**ENTRIES PROVIDED:**
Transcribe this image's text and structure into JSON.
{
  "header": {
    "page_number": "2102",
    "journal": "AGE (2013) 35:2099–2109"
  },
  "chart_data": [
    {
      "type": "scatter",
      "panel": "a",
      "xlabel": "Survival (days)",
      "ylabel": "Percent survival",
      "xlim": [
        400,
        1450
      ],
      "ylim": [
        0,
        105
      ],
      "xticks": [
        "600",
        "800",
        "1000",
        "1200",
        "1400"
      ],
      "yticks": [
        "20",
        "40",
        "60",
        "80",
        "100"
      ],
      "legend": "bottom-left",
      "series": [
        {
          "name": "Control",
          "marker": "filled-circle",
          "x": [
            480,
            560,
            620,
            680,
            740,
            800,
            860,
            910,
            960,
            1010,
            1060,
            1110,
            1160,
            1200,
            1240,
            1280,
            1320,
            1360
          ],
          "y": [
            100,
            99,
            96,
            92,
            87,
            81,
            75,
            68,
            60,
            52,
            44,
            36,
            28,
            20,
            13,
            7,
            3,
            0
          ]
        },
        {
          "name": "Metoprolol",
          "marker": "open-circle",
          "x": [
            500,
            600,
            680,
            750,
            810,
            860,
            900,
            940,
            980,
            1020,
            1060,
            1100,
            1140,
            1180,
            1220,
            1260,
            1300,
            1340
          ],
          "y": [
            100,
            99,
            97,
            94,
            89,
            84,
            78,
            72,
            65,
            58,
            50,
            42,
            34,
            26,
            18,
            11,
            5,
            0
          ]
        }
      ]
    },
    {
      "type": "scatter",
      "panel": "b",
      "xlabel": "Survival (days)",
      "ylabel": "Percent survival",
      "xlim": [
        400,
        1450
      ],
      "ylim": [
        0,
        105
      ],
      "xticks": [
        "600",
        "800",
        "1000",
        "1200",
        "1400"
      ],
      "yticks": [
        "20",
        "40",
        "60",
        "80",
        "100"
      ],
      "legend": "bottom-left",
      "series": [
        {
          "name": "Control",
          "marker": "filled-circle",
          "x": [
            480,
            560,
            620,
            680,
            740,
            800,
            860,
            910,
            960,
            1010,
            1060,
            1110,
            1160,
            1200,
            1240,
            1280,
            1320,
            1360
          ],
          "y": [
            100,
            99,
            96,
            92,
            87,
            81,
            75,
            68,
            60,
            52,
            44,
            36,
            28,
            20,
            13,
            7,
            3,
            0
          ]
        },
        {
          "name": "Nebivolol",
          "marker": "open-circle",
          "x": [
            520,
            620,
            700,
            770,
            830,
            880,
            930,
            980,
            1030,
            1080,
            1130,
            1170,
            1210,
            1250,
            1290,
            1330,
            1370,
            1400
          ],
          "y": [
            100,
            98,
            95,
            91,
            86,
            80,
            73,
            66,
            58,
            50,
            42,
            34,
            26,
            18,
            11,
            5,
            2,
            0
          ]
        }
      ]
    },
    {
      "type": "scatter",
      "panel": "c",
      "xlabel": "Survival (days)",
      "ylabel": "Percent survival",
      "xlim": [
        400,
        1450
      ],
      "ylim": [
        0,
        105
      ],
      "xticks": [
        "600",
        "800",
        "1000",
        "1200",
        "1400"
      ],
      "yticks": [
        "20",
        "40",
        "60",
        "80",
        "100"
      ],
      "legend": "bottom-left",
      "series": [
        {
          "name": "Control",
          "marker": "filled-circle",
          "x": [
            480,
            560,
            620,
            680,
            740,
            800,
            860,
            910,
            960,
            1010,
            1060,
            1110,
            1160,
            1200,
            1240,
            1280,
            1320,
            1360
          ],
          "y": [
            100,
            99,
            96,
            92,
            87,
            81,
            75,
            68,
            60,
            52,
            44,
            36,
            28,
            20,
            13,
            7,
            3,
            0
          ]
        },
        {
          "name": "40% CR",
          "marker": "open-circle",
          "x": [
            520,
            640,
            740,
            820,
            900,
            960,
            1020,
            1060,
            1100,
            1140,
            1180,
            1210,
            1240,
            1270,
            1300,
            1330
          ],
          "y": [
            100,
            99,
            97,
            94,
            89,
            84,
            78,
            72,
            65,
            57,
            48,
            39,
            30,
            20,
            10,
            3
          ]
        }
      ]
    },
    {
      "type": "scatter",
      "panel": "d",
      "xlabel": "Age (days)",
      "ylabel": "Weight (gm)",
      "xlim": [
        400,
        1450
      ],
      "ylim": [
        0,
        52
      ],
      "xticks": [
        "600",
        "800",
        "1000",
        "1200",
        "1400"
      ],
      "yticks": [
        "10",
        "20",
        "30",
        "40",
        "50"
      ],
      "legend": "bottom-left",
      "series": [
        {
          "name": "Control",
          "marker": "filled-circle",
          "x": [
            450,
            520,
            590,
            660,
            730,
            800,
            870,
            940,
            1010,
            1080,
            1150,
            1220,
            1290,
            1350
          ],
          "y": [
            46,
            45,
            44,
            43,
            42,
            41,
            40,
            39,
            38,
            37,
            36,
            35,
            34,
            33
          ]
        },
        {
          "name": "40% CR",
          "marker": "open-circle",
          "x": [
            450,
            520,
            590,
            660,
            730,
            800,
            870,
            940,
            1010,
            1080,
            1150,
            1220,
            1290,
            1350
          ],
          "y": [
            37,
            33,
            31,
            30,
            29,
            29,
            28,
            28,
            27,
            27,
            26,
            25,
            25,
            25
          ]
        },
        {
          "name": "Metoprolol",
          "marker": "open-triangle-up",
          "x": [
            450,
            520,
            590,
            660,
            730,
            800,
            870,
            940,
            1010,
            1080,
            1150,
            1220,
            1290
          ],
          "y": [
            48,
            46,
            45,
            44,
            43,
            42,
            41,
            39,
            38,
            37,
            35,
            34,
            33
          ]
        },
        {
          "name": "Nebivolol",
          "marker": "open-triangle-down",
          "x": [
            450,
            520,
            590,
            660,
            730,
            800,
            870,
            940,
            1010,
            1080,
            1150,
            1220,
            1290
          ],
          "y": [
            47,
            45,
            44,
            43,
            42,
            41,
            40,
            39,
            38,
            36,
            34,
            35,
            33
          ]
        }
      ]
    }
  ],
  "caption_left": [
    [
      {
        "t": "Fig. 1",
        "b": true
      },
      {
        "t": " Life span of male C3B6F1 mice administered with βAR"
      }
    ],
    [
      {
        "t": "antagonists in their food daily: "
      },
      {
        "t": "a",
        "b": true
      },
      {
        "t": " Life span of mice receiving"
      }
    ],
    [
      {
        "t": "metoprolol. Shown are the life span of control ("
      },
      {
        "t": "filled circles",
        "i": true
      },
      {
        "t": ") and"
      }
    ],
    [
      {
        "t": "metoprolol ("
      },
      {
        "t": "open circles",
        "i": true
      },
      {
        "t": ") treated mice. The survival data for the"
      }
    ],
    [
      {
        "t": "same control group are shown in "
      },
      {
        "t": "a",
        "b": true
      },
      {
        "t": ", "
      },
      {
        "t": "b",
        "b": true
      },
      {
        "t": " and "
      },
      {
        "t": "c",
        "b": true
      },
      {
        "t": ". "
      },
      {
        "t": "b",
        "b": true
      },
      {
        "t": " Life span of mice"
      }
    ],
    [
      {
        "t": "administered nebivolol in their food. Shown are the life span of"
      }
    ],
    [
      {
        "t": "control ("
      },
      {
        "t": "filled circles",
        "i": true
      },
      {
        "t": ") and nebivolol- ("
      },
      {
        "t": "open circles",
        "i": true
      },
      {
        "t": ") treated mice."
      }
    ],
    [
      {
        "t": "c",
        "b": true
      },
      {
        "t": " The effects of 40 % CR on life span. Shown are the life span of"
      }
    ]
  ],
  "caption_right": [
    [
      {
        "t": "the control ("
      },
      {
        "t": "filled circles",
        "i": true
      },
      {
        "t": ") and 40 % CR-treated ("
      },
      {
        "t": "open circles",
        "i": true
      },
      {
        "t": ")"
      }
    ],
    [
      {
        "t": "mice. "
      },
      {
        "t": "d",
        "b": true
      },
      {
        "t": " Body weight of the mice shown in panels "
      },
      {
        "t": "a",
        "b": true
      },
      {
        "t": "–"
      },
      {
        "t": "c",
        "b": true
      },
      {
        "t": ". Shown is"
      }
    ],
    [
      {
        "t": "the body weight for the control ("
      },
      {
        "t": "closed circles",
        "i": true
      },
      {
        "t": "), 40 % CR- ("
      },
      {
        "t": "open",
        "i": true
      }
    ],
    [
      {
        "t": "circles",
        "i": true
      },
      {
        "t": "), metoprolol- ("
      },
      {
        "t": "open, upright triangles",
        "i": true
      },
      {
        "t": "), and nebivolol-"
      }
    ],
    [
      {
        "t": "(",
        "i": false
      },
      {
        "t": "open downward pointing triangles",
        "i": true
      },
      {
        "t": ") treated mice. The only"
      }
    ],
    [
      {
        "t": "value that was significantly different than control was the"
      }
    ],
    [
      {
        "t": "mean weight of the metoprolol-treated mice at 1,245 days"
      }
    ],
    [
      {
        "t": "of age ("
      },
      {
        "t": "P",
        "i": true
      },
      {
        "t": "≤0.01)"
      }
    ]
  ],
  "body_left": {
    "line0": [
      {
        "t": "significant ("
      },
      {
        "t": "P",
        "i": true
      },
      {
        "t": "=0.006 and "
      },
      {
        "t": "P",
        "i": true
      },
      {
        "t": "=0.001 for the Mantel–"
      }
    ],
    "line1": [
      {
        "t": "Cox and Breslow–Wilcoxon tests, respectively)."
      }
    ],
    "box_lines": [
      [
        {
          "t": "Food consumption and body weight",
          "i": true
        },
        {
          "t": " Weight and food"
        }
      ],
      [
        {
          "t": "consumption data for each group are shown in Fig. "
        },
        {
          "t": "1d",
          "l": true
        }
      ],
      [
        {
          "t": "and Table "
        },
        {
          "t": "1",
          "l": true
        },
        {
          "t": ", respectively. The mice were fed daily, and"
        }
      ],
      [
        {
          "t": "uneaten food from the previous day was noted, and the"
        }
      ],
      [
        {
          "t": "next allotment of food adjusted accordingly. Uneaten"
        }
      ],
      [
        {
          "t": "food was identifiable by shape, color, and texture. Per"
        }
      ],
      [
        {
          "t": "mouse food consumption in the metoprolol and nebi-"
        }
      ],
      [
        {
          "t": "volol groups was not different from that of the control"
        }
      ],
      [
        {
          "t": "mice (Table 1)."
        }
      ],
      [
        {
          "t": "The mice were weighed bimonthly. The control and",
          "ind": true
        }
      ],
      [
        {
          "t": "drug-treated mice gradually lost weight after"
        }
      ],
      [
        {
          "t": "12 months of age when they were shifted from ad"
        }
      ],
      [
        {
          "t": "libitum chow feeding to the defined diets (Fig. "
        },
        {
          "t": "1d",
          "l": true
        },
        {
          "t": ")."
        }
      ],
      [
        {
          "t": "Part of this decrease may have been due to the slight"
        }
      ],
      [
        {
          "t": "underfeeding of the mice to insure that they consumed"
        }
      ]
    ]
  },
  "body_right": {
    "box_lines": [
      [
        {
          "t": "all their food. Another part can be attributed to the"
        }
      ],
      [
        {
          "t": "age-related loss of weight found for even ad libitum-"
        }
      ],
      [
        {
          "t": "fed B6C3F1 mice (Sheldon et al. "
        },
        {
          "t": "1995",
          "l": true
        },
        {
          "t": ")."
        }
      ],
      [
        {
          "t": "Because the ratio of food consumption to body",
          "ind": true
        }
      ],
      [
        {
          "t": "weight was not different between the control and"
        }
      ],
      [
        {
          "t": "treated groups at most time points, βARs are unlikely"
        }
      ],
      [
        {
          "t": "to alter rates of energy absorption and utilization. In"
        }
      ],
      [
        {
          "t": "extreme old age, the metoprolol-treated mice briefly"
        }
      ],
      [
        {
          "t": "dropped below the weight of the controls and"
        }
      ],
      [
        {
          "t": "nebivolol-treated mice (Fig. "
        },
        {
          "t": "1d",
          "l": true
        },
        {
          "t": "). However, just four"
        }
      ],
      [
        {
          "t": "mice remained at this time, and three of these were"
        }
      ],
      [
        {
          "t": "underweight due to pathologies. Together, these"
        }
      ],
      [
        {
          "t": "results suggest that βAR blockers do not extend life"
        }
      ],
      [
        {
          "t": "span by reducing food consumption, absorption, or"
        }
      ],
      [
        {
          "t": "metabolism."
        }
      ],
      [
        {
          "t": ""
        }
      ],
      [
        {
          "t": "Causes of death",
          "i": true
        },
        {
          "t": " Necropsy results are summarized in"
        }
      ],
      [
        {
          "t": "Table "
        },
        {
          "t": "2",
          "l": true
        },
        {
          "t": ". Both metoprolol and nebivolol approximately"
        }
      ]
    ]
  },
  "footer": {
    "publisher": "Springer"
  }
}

**STATED TASK:**
List each line of the records that holds the string "these".

**RESULT OF THE EXERCISE:**
          "t": "mice remained at this time, and three of these were"
          "t": "underweight due to pathologies. Together, these"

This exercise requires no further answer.